History

Kingdom of Spain
- Name: San Leandro
- Ordered: 16 May 1786
- Builder: Royal Dockyard, Ferrol, Spain
- Launched: 27 November 1787
- In service: 1788
- Stricken: 1810
- Fate: Wrecked, 1814

General characteristics (as built)
- Type: San Fulgencio-class ship of the line
- Displacement: 2,427 long tons (2,466 t)
- Tons burthen: 1,676 (bm)
- Length: 181 Burgos feet (50.43 m (165 ft 5 in)) (gun deck)
- Beam: 49 Burgos ft, 6 in (13.79 m (45 ft 3 in))
- Depth of hold: 22 Burgos ft, 11 in (6.39 m (21 ft 0 in))
- Sail plan: Full-rigged ship
- Complement: 472
- Armament: 64 muzzle-loading, smoothbore guns:; Lower gundeck: 26 × 24 pdrs; Upper gundeck: 28 × 12 pdrs; Quarterdeck: 10 × 8 pdrs; Forecastle: 2 × 8 pdrs;

= Spanish ship San Leandro (1787) =

Spanish warship of 64 canons

San Leandro was a 64-gun (navío) built for the Royal Spanish Navy (Real Armada) in the 1780s. Completed in 1787, the ship spent the next several years on sea trials and conducting maneuvers before she was placed in ordinary (reserve) at the end of 1790. San Leandro was recommissioned in 1793 and spent the first half of the year escorting convoys and searching for French ships after Spain declared war on France in March. She played a minor role in the Siege of Toulon and helped to evacuate troops and civilian refugees when the port was abandoned. The ship was transferred to the Spanish West Indies in 1794 and remained there until returning to Cádiz in 1804.

[LISTED RECORDS]
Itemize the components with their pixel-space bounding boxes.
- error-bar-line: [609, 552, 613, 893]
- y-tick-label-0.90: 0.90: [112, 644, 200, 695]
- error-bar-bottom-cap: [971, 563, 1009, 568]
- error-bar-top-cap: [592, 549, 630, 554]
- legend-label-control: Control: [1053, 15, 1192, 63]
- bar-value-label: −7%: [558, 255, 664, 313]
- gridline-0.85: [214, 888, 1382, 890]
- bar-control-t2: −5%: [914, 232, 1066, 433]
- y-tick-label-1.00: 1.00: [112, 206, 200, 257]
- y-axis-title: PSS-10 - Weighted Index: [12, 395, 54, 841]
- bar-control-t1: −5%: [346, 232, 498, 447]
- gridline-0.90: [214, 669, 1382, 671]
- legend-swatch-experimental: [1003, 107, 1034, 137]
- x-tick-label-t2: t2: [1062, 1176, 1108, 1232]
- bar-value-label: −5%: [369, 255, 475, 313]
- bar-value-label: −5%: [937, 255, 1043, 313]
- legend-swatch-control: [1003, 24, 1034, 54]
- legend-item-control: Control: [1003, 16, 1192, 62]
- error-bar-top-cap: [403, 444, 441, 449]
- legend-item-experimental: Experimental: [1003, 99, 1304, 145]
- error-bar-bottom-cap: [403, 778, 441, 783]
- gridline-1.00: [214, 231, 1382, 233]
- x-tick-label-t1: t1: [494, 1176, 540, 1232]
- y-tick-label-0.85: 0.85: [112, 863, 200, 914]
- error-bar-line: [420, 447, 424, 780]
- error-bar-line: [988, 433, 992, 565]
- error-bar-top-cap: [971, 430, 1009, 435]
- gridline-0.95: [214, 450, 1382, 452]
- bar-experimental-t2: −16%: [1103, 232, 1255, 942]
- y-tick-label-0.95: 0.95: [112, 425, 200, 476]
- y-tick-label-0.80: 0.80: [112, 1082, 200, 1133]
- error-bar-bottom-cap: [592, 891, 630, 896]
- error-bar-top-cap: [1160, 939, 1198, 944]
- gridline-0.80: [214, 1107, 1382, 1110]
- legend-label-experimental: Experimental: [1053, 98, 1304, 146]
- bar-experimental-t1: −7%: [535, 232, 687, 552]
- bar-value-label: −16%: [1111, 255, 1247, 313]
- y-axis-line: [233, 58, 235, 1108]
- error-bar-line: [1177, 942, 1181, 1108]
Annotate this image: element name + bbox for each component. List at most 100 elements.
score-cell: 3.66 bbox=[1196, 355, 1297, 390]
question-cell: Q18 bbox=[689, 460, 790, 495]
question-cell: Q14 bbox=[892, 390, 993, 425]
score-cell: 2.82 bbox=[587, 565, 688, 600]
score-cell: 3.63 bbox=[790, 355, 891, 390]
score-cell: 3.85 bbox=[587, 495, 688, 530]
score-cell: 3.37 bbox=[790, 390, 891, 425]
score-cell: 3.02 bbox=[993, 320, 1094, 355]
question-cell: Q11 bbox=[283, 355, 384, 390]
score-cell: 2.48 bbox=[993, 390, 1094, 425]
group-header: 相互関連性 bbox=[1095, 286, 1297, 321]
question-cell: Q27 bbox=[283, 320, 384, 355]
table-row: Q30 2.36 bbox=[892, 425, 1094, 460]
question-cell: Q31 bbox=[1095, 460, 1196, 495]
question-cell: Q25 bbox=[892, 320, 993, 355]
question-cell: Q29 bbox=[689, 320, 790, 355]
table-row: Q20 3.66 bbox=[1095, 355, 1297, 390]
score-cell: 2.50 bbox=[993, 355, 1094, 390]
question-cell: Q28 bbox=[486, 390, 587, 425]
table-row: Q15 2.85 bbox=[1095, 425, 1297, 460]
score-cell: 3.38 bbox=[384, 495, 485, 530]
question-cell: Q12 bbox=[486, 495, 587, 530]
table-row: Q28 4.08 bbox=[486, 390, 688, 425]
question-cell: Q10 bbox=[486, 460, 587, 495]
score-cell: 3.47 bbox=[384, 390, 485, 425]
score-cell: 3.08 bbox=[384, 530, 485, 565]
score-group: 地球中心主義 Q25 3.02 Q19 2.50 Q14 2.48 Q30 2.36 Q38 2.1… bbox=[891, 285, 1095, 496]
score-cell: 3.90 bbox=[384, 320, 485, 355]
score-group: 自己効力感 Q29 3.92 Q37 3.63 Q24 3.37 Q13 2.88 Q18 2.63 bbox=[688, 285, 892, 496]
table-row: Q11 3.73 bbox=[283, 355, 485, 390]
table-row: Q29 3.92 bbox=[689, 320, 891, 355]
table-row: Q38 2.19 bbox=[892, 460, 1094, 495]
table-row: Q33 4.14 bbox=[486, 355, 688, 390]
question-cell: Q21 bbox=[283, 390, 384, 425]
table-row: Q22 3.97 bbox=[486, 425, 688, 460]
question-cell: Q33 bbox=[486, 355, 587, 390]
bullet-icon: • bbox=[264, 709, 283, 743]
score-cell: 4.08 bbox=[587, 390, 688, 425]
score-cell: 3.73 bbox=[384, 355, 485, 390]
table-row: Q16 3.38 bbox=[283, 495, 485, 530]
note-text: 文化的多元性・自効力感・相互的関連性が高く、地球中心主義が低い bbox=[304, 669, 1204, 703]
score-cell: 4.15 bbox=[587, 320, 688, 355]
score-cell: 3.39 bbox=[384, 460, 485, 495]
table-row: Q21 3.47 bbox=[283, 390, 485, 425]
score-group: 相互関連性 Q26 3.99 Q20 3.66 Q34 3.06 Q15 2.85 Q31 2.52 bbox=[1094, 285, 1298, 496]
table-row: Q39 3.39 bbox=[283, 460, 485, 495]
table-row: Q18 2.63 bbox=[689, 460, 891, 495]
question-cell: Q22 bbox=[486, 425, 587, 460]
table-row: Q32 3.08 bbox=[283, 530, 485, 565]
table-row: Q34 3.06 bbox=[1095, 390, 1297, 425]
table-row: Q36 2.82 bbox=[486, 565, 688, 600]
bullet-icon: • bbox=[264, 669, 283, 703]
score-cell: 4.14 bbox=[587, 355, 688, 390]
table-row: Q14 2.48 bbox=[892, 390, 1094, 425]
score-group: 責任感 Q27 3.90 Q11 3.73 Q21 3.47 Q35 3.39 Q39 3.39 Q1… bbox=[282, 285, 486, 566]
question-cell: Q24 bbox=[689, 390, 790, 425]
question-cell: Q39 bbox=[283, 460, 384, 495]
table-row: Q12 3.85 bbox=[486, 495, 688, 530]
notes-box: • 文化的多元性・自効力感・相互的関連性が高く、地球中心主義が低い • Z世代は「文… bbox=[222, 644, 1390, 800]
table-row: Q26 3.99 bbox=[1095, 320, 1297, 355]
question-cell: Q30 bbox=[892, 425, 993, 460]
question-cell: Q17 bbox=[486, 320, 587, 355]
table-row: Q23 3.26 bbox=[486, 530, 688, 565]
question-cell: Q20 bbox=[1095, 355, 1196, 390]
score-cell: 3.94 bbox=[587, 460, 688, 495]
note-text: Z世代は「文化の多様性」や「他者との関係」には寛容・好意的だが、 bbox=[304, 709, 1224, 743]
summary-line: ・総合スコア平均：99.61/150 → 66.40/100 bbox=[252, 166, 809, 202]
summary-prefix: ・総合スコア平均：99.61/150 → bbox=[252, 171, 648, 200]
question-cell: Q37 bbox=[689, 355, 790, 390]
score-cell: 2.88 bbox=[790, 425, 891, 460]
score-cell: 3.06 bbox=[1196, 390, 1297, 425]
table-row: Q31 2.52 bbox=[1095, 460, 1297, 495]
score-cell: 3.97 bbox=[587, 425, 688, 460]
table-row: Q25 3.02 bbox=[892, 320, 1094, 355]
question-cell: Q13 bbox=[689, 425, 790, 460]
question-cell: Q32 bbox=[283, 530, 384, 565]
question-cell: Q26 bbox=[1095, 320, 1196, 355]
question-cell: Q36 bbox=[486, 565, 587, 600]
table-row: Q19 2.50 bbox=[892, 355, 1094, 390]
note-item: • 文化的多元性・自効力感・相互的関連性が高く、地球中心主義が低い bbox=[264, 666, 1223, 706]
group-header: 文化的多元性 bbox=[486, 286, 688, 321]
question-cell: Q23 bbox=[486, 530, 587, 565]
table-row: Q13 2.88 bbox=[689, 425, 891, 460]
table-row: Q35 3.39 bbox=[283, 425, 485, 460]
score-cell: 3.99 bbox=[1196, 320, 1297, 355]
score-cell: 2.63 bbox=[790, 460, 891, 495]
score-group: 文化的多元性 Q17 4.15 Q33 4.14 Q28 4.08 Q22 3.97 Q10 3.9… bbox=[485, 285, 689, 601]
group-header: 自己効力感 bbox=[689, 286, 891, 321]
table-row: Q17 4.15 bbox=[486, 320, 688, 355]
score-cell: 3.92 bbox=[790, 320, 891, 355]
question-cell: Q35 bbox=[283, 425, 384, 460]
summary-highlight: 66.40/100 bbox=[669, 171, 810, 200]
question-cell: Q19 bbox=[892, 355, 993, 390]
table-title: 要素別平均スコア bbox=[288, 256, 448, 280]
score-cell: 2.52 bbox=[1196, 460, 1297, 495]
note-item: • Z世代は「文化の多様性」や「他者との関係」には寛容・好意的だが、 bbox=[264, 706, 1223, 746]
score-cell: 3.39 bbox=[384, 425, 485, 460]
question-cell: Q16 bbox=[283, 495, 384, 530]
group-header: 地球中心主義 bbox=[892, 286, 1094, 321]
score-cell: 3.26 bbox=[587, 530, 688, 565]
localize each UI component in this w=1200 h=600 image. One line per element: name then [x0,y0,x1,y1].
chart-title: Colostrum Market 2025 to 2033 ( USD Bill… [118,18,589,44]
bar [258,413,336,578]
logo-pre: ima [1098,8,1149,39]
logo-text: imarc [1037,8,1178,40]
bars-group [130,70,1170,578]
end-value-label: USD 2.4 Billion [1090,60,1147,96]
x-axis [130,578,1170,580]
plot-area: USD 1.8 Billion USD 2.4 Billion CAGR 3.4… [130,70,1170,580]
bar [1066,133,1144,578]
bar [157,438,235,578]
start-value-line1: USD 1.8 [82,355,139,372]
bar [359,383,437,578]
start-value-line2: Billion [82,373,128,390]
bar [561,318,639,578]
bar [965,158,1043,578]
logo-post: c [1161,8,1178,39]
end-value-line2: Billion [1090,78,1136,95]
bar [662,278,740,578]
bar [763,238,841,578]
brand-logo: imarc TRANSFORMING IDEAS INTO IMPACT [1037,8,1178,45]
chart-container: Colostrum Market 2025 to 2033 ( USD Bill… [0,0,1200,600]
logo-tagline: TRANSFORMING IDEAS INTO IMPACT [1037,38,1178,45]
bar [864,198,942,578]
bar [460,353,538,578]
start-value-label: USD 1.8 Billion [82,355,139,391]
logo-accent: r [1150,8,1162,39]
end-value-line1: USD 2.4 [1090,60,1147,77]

[JOB] Reproduce the passage from the article on the Spanish ship San Leandro, starting with "Kingdom of Spain" and going on through "tons (2,466 t)".

[EXERCISE SOLUTION]
Kingdom of Spain
- Name: San Leandro
- Ordered: 16 May 1786
- Builder: Royal Dockyard, Ferrol, Spain
- Launched: 27 November 1787
- In service: 1788
- Stricken: 1810
- Fate: Wrecked, 1814

General characteristics (as built)
- Type: San Fulgencio-class ship of the line
- Displacement: 2,427 long tons (2,466 t)